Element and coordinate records
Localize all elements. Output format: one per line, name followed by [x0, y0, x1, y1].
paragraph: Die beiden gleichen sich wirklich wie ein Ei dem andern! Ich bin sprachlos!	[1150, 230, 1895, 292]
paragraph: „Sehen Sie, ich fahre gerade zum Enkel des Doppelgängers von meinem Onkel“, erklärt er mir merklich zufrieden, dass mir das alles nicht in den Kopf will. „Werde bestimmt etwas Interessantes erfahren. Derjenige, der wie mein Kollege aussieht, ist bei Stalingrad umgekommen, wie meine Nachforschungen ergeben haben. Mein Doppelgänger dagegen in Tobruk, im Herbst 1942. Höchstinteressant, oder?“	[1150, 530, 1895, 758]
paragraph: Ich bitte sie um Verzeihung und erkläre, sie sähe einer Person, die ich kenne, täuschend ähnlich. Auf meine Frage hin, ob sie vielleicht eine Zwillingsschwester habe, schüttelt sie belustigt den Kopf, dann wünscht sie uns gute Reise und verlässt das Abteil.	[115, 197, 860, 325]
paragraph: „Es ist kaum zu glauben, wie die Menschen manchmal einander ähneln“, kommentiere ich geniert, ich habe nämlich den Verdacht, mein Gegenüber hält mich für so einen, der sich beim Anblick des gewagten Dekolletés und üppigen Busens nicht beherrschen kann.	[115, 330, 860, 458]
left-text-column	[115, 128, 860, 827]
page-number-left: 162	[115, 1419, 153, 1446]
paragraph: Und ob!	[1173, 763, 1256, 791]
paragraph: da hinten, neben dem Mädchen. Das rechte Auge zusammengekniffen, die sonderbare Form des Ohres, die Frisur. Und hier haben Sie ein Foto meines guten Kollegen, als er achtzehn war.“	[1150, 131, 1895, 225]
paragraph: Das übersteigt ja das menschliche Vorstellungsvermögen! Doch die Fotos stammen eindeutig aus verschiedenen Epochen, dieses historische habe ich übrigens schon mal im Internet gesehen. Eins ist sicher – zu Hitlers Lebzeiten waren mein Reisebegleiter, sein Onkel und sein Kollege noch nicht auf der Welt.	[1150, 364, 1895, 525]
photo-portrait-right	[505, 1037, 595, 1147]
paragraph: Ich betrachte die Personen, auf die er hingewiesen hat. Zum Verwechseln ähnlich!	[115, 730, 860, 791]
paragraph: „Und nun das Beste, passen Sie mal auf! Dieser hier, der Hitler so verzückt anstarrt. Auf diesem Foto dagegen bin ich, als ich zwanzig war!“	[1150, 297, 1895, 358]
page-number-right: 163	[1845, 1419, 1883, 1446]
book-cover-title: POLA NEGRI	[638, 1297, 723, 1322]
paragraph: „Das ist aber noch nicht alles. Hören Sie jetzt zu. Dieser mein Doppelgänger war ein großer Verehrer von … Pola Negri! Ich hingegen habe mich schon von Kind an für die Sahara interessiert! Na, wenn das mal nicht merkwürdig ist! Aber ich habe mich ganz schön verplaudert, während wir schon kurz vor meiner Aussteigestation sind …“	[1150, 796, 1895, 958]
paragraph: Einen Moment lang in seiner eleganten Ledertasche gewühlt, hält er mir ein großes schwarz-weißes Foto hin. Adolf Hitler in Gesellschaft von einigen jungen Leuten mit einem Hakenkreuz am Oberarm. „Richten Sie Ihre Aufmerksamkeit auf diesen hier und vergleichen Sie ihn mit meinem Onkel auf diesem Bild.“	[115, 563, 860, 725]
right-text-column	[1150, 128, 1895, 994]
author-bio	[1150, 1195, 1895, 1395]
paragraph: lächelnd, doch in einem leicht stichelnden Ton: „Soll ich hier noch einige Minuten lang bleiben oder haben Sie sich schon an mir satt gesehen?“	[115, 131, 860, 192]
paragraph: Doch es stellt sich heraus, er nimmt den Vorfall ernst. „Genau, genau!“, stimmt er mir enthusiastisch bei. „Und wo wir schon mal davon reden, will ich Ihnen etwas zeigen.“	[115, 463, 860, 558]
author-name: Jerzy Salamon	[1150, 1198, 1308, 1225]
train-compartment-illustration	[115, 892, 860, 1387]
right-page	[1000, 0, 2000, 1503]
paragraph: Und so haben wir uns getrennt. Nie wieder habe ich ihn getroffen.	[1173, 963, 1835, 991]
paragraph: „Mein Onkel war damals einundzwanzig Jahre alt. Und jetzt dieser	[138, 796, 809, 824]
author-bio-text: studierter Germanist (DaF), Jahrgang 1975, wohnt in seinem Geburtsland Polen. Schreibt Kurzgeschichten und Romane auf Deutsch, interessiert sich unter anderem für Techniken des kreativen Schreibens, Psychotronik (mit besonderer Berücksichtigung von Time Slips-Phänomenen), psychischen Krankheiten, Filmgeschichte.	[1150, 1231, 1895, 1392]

• Exercise brief: Lay out every line of the items above as a numbered list, omitting any blank lines.

• Reply:
1. Localize all elements. Output format: one per line, name followed by [x0, y0, x1, y1].
2. paragraph: Die beiden gleichen sich wirklich wie ein Ei dem andern! Ich bin sprachlos!	[1150, 230, 1895, 292]
3. paragraph: „Sehen Sie, ich fahre gerade zum Enkel des Doppelgängers von meinem Onkel“, erklärt er mir merklich zufrieden, dass mir das alles nicht in den Kopf will. „Werde bestimmt etwas Interessantes erfahren. Derjenige, der wie mein Kollege aussieht, ist bei Stalingrad umgekommen, wie meine Nachforschungen ergeben haben. Mein Doppelgänger dagegen in Tobruk, im Herbst 1942. Höchstinteressant, oder?“	[1150, 530, 1895, 758]
4. paragraph: Ich bitte sie um Verzeihung und erkläre, sie sähe einer Person, die ich kenne, täuschend ähnlich. Auf meine Frage hin, ob sie vielleicht eine Zwillingsschwester habe, schüttelt sie belustigt den Kopf, dann wünscht sie uns gute Reise und verlässt das Abteil.	[115, 197, 860, 325]
5. paragraph: „Es ist kaum zu glauben, wie die Menschen manchmal einander ähneln“, kommentiere ich geniert, ich habe nämlich den Verdacht, mein Gegenüber hält mich für so einen, der sich beim Anblick des gewagten Dekolletés und üppigen Busens nicht beherrschen kann.	[115, 330, 860, 458]
6. left-text-column	[115, 128, 860, 827]
7. page-number-left: 162	[115, 1419, 153, 1446]
8. paragraph: Und ob!	[1173, 763, 1256, 791]
9. paragraph: da hinten, neben dem Mädchen. Das rechte Auge zusammengekniffen, die sonderbare Form des Ohres, die Frisur. Und hier haben Sie ein Foto meines guten Kollegen, als er achtzehn war.“	[1150, 131, 1895, 225]
10. paragraph: Das übersteigt ja das menschliche Vorstellungsvermögen! Doch die Fotos stammen eindeutig aus verschiedenen Epochen, dieses historische habe ich übrigens schon mal im Internet gesehen. Eins ist sicher – zu Hitlers Lebzeiten waren mein Reisebegleiter, sein Onkel und sein Kollege noch nicht auf der Welt.	[1150, 364, 1895, 525]
11. photo-portrait-right	[505, 1037, 595, 1147]
12. paragraph: Ich betrachte die Personen, auf die er hingewiesen hat. Zum Verwechseln ähnlich!	[115, 730, 860, 791]
13. paragraph: „Und nun das Beste, passen Sie mal auf! Dieser hier, der Hitler so verzückt anstarrt. Auf diesem Foto dagegen bin ich, als ich zwanzig war!“	[1150, 297, 1895, 358]
14. page-number-right: 163	[1845, 1419, 1883, 1446]
15. book-cover-title: POLA NEGRI	[638, 1297, 723, 1322]
16. paragraph: „Das ist aber noch nicht alles. Hören Sie jetzt zu. Dieser mein Doppelgänger war ein großer Verehrer von … Pola Negri! Ich hingegen habe mich schon von Kind an für die Sahara interessiert! Na, wenn das mal nicht merkwürdig ist! Aber ich habe mich ganz schön verplaudert, während wir schon kurz vor meiner Aussteigestation sind …“	[1150, 796, 1895, 958]
17. paragraph: Einen Moment lang in seiner eleganten Ledertasche gewühlt, hält er mir ein großes schwarz-weißes Foto hin. Adolf Hitler in Gesellschaft von einigen jungen Leuten mit einem Hakenkreuz am Oberarm. „Richten Sie Ihre Aufmerksamkeit auf diesen hier und vergleichen Sie ihn mit meinem Onkel auf diesem Bild.“	[115, 563, 860, 725]
18. right-text-column	[1150, 128, 1895, 994]
19. author-bio	[1150, 1195, 1895, 1395]
20. paragraph: lächelnd, doch in einem leicht stichelnden Ton: „Soll ich hier noch einige Minuten lang bleiben oder haben Sie sich schon an mir satt gesehen?“	[115, 131, 860, 192]
21. paragraph: Doch es stellt sich heraus, er nimmt den Vorfall ernst. „Genau, genau!“, stimmt er mir enthusiastisch bei. „Und wo wir schon mal davon reden, will ich Ihnen etwas zeigen.“	[115, 463, 860, 558]
22. author-name: Jerzy Salamon	[1150, 1198, 1308, 1225]
23. train-compartment-illustration	[115, 892, 860, 1387]
24. right-page	[1000, 0, 2000, 1503]
25. paragraph: Und so haben wir uns getrennt. Nie wieder habe ich ihn getroffen.	[1173, 963, 1835, 991]
26. paragraph: „Mein Onkel war damals einundzwanzig Jahre alt. Und jetzt dieser	[138, 796, 809, 824]
27. author-bio-text: studierter Germanist (DaF), Jahrgang 1975, wohnt in seinem Geburtsland Polen. Schreibt Kurzgeschichten und Romane auf Deutsch, interessiert sich unter anderem für Techniken des kreativen Schreibens, Psychotronik (mit besonderer Berücksichtigung von Time Slips-Phänomenen), psychischen Krankheiten, Filmgeschichte.	[1150, 1231, 1895, 1392]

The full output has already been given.